• Stated task
In the entries below, find the lines that contain the word "color" and copy them.

**** Data rows ****

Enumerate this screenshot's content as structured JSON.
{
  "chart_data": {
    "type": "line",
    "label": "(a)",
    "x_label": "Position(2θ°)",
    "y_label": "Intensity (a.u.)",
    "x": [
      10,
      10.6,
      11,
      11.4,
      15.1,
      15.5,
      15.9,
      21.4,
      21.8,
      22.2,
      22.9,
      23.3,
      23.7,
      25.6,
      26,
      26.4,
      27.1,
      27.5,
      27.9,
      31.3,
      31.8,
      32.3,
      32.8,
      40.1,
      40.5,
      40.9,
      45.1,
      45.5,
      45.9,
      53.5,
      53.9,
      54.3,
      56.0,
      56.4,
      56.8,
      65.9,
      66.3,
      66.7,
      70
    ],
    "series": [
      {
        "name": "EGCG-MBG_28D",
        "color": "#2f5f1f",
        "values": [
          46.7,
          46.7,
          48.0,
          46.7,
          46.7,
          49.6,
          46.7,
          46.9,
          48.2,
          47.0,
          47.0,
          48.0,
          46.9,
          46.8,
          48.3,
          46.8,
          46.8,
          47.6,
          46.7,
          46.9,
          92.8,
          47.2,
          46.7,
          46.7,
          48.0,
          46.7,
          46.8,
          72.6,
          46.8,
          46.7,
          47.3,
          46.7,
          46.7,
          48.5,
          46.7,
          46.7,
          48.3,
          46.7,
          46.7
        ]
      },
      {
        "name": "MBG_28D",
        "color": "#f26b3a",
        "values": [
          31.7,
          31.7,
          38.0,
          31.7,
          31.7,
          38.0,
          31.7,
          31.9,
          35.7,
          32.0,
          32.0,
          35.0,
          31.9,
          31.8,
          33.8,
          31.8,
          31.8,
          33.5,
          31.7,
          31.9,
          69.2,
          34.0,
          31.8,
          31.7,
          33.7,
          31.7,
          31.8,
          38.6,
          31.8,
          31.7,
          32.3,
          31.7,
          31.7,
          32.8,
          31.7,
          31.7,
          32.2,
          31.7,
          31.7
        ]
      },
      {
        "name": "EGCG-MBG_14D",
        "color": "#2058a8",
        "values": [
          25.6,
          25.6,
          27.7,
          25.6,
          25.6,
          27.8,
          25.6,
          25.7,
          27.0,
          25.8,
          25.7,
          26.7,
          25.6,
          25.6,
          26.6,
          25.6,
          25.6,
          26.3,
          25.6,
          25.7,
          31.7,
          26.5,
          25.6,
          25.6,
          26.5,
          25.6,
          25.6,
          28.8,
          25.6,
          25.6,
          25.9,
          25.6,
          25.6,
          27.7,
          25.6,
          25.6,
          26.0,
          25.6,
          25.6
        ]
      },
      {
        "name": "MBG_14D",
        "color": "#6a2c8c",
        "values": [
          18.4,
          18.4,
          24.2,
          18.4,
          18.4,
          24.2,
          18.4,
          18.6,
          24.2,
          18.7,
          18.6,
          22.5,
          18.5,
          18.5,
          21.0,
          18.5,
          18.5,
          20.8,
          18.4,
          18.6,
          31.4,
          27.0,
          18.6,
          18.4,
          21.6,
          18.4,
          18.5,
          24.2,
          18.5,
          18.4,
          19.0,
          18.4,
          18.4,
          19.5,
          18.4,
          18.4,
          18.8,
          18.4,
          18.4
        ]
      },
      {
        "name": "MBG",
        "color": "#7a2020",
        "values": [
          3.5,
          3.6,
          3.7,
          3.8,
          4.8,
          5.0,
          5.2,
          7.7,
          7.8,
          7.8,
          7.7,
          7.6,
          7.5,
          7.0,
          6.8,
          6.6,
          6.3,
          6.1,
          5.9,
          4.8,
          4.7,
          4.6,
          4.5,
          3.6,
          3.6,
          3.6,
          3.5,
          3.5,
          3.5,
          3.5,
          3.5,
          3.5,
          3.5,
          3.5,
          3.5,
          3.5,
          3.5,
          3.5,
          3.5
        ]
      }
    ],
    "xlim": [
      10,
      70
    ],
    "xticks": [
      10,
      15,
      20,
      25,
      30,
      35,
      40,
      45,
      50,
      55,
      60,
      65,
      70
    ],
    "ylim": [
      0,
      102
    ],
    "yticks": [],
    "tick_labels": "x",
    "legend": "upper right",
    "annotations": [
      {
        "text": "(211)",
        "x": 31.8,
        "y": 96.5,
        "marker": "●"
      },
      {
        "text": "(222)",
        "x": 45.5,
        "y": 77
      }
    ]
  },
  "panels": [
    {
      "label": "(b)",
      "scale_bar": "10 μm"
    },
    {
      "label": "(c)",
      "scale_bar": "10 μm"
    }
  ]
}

****

• Exercise output
        "color": "#2f5f1f",
        "color": "#f26b3a",
        "color": "#2058a8",
        "color": "#6a2c8c",
        "color": "#7a2020",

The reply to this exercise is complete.